- **Directions for this task**
Print out each record below, unaltered and complete, without its images.

- **Data to process**
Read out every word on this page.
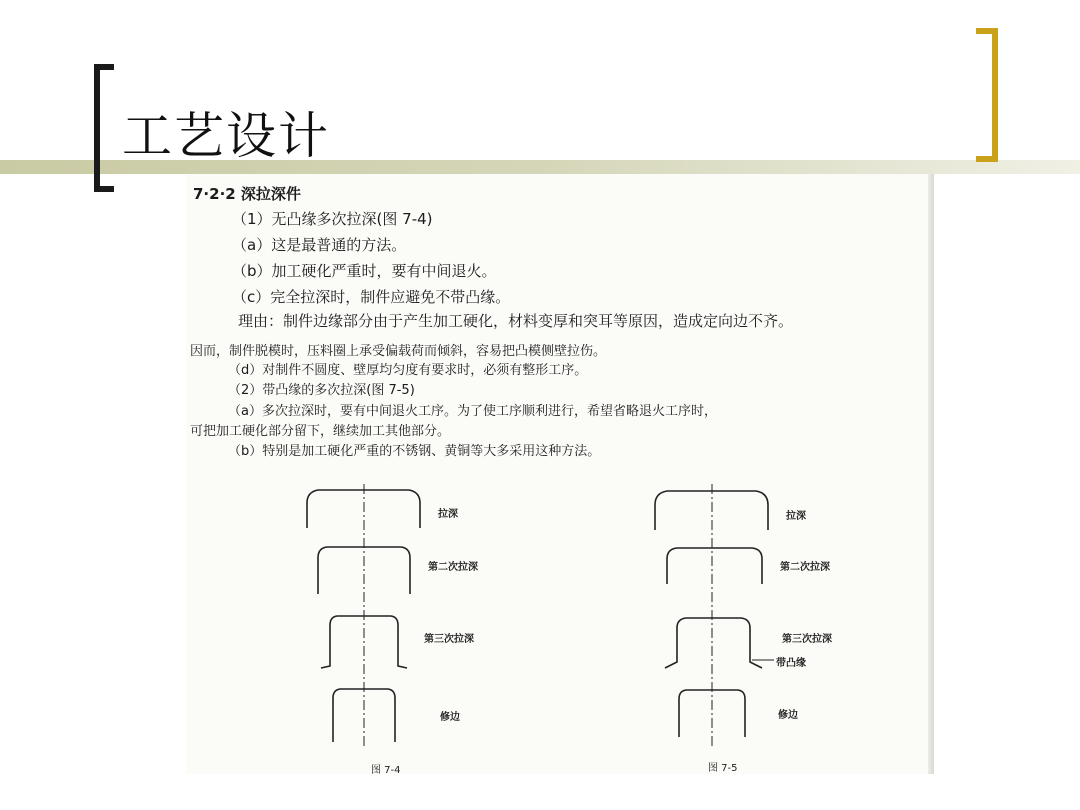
工艺设计
7·2·2 深拉深件
（1）无凸缘多次拉深(图 7-4)
（a）这是最普通的方法。
（b）加工硬化严重时，要有中间退火。
（c）完全拉深时，制件应避免不带凸缘。
理由：制件边缘部分由于产生加工硬化，材料变厚和突耳等原因，造成定向边不齐。
因而，制件脱模时，压料圈上承受偏载荷而倾斜，容易把凸模侧壁拉伤。
（d）对制件不圆度、壁厚均匀度有要求时，必须有整形工序。
（2）带凸缘的多次拉深(图 7-5)
（a）多次拉深时，要有中间退火工序。为了使工序顺利进行，希望省略退火工序时，
可把加工硬化部分留下，继续加工其他部分。
（b）特别是加工硬化严重的不锈钢、黄铜等大多采用这种方法。
拉深
第二次拉深
第三次拉深
修边
图 7-4
拉深
第二次拉深
第三次拉深
带凸缘
修边
图 7-5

- **Solution to this exercise**
Read out every word on this page.
工艺设计
7·2·2 深拉深件
（1）无凸缘多次拉深(图 7-4)
（a）这是最普通的方法。
（b）加工硬化严重时，要有中间退火。
（c）完全拉深时，制件应避免不带凸缘。
理由：制件边缘部分由于产生加工硬化，材料变厚和突耳等原因，造成定向边不齐。
因而，制件脱模时，压料圈上承受偏载荷而倾斜，容易把凸模侧壁拉伤。
（d）对制件不圆度、壁厚均匀度有要求时，必须有整形工序。
（2）带凸缘的多次拉深(图 7-5)
（a）多次拉深时，要有中间退火工序。为了使工序顺利进行，希望省略退火工序时，
可把加工硬化部分留下，继续加工其他部分。
（b）特别是加工硬化严重的不锈钢、黄铜等大多采用这种方法。
拉深
第二次拉深
第三次拉深
修边
图 7-4
拉深
第二次拉深
第三次拉深
带凸缘
修边
图 7-5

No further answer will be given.